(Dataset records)

____

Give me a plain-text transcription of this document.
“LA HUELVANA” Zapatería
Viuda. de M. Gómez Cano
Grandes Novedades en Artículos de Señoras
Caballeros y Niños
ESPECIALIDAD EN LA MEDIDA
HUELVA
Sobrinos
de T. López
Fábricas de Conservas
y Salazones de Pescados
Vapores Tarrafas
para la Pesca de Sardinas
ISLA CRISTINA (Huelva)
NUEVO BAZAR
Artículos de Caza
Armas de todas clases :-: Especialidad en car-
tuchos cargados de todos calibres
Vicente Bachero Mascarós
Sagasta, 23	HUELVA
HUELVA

____

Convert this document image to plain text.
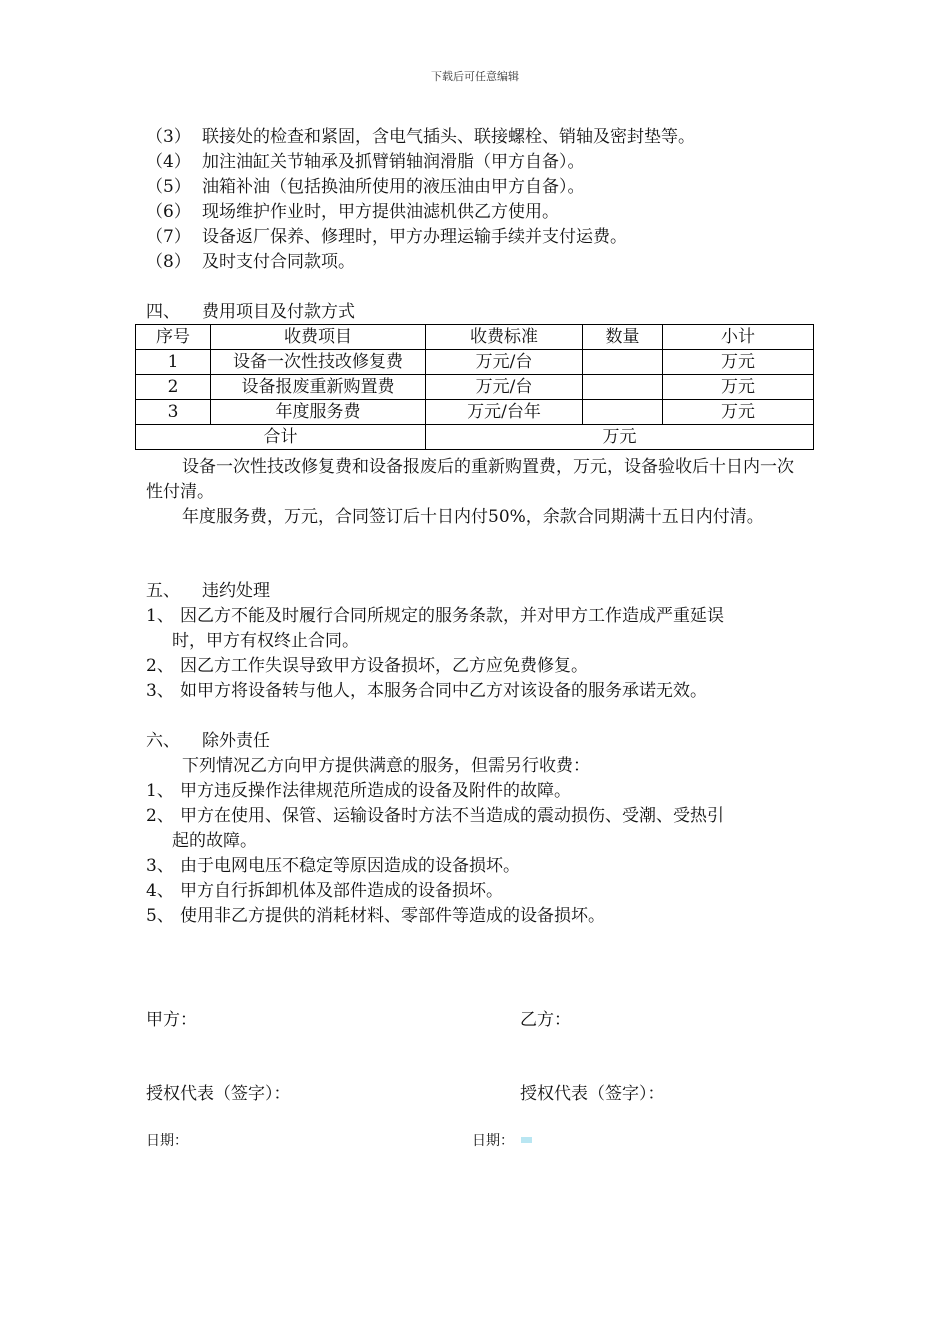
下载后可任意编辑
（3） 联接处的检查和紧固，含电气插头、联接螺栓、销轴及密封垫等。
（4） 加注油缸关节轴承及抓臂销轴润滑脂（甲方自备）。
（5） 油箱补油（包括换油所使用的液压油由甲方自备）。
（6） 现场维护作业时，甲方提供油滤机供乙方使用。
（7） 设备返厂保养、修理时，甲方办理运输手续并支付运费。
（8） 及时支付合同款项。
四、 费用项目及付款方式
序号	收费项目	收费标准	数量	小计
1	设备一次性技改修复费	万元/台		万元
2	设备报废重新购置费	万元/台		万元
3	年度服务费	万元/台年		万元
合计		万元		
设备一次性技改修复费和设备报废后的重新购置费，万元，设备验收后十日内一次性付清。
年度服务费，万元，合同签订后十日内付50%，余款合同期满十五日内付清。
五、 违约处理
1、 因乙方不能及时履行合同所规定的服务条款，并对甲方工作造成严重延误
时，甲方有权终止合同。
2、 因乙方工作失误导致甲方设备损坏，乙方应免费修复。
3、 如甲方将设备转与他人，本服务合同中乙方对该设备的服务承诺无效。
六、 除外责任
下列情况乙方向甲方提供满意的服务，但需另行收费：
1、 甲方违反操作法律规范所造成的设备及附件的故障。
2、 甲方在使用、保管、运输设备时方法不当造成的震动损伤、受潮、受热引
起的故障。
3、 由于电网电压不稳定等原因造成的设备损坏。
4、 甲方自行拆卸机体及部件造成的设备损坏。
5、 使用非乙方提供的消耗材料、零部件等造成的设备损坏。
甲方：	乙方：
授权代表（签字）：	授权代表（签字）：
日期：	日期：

____

◆ Problem to work on
Select all lines in the listing above where the word "plain" appears, and show them.

◆ Answer to this exercise
Give me a plain-text transcription of this document.
Convert this document image to plain text.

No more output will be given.